• [GIVEN REQUEST]: Look through the lines and report how many include the word "deve", giving nothing but the number.

• [RECORDS TO PROCESS]:
════════════════

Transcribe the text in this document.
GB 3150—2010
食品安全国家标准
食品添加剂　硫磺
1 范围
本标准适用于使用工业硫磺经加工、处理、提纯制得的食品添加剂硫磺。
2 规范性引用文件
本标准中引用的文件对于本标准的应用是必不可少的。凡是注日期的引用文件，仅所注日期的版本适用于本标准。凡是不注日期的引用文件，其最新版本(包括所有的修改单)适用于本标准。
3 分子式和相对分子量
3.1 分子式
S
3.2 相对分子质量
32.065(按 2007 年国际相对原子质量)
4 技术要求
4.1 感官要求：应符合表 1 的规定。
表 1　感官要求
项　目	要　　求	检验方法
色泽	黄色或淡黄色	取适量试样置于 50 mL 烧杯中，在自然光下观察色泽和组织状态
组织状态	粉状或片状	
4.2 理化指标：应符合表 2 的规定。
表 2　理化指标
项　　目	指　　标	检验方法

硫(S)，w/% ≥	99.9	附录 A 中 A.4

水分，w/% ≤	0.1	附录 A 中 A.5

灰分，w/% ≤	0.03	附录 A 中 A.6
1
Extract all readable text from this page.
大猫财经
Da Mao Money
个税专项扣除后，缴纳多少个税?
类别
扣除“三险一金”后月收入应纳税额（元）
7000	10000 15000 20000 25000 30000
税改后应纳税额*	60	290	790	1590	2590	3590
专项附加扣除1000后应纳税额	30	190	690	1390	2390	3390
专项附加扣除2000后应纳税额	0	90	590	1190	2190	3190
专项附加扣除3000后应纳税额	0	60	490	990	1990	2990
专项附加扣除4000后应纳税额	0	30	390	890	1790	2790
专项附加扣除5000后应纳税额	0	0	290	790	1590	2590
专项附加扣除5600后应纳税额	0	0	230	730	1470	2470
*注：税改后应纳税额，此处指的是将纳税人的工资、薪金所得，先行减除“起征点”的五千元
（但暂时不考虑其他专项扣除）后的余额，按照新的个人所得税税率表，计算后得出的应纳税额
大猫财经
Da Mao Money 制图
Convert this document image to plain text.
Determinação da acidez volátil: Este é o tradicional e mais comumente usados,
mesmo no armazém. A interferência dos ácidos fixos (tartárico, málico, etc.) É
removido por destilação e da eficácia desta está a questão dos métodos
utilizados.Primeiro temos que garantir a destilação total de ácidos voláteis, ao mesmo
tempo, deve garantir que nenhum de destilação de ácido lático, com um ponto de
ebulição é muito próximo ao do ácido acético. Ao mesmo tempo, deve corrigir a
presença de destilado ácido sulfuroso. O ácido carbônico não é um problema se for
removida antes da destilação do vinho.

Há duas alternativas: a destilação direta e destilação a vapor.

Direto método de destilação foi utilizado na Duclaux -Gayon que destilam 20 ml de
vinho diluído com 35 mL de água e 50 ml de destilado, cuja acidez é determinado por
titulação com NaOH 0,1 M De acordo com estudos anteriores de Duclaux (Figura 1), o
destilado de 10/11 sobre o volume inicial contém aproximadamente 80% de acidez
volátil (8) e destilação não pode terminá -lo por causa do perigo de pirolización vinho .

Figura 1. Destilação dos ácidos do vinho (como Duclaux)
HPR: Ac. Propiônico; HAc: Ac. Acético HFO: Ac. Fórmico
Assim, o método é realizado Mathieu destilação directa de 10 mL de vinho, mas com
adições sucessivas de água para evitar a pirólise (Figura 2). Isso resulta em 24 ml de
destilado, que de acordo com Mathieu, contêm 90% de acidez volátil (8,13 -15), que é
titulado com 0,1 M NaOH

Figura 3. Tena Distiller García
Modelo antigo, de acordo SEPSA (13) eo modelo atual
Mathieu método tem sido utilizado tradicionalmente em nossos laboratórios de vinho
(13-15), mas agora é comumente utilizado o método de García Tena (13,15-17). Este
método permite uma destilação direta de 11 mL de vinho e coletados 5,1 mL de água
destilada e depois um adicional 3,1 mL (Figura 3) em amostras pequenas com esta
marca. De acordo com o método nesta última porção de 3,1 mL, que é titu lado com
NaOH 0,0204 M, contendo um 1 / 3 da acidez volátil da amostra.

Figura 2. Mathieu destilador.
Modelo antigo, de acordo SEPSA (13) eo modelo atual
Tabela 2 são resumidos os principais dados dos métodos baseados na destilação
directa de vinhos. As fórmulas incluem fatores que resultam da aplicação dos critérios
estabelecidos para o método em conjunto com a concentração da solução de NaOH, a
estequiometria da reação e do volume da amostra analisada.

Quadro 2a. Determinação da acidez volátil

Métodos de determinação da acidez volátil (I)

════════════════

• [SOLVED EXERCISE]: 2